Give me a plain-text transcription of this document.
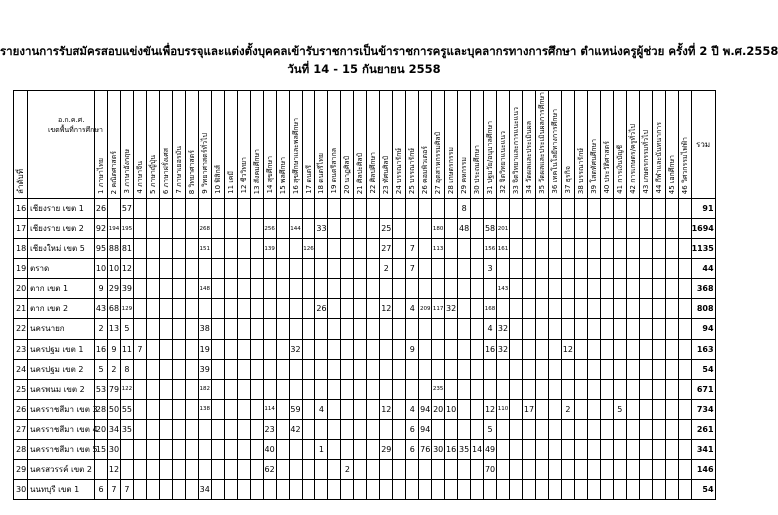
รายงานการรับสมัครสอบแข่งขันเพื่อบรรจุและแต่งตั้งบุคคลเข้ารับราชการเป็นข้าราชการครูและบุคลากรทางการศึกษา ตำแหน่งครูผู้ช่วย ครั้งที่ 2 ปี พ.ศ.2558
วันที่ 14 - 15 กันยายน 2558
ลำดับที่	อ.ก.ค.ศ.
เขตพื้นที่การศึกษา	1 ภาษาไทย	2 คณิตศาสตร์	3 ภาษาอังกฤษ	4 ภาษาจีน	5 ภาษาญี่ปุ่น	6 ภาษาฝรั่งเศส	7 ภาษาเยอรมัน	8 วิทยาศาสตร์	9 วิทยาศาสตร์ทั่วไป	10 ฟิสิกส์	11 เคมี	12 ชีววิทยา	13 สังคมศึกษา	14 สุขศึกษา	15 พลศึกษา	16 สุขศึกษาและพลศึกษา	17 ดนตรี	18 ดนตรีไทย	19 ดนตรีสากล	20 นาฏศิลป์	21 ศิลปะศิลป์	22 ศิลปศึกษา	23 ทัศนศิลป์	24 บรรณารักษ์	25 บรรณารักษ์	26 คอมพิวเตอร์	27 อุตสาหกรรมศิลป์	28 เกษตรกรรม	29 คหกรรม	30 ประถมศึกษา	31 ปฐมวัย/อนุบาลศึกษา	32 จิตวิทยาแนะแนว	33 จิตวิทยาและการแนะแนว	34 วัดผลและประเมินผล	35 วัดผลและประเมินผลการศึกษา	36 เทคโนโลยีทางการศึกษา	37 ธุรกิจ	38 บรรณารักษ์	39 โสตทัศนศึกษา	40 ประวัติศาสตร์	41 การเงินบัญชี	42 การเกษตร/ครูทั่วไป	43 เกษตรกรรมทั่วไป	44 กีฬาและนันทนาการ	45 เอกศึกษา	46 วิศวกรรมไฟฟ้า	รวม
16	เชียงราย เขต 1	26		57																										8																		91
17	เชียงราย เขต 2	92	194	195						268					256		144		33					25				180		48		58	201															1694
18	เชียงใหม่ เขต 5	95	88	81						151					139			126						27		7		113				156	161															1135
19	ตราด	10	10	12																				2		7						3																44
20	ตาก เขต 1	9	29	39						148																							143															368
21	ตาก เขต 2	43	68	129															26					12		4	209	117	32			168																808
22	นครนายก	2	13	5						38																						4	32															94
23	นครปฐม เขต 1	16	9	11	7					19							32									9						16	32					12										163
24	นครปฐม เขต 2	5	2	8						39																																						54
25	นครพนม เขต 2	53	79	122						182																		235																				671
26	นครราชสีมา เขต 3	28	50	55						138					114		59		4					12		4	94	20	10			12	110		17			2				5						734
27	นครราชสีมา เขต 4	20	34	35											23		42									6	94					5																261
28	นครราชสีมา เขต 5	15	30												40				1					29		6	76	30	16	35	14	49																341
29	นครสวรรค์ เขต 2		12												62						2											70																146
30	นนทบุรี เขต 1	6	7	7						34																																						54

The problem: From the listing above, pick out every line containing "ยงราย".

Right answer:
16	เชียงราย เขต 1	26		57																										8																		91
17	เชียงราย เขต 2	92	194	195						268					256		144		33					25				180		48		58	201															1694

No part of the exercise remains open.